▶ Written instruction: Where a line contains the word "Viitorului", copy that line.

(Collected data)
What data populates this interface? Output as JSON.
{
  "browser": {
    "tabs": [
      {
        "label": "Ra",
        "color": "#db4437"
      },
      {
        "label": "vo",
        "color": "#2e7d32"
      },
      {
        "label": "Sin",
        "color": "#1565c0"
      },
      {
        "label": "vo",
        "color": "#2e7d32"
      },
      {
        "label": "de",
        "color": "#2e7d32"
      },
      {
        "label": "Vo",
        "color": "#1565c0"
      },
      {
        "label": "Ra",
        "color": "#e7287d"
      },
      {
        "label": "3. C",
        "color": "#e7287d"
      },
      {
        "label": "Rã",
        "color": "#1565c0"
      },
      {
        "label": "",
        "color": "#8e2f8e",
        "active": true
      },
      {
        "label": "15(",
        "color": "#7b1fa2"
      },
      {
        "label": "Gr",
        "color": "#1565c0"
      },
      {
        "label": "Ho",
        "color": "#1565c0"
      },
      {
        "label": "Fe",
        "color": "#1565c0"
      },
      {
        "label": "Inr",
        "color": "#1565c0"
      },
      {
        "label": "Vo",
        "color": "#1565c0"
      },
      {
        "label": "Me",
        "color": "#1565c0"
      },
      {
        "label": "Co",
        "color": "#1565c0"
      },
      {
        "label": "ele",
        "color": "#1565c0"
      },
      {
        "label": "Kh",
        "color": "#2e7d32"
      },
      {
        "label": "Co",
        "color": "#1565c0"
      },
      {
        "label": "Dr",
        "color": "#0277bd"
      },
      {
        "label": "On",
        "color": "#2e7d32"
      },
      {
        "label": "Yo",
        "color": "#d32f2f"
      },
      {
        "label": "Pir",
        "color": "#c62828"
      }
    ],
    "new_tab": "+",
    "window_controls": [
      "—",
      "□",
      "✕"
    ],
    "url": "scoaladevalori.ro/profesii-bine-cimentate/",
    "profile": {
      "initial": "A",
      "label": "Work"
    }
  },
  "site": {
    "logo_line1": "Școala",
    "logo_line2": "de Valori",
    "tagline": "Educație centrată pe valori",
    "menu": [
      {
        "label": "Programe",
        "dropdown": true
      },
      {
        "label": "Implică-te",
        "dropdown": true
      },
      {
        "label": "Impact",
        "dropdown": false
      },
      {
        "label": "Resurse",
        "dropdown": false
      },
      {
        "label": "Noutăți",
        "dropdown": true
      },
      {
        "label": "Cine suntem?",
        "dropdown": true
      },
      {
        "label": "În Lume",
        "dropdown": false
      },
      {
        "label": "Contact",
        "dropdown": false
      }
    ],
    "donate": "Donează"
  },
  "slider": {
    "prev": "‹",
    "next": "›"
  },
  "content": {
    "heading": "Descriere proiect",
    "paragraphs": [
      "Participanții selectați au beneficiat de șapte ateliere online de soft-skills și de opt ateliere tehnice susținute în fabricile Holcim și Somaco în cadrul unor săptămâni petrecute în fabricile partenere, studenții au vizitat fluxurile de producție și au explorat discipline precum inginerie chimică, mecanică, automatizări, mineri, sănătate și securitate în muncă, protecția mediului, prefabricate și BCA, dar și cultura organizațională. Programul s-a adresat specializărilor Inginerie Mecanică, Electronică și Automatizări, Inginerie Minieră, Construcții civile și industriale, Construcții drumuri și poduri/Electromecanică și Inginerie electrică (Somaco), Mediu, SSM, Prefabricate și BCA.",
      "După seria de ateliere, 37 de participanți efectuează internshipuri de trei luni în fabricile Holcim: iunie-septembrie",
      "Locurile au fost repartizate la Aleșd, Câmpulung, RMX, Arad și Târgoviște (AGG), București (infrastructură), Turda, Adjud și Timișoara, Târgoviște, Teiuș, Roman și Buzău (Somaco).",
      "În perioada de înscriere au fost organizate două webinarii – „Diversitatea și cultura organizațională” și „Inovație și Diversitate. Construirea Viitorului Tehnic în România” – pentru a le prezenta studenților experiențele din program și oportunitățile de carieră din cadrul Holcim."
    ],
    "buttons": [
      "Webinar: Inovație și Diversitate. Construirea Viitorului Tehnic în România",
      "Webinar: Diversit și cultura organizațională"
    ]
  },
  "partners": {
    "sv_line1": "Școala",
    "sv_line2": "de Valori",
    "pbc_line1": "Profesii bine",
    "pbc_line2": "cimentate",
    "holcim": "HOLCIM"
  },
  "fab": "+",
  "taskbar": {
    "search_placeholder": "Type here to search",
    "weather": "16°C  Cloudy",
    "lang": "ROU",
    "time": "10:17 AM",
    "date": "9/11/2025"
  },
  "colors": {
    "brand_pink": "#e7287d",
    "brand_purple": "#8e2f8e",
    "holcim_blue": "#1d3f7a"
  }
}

▶ Result of this exercise:
      "În perioada de înscriere au fost organizate două webinarii – „Diversitatea și cultura organizațională” și „Inovație și Diversitate. Construirea Viitorului Tehnic în România” – pentru a le prezenta studenților experiențele din program și oportunitățile de carieră din cadrul Holcim."
      "Webinar: Inovație și Diversitate. Construirea Viitorului Tehnic în România",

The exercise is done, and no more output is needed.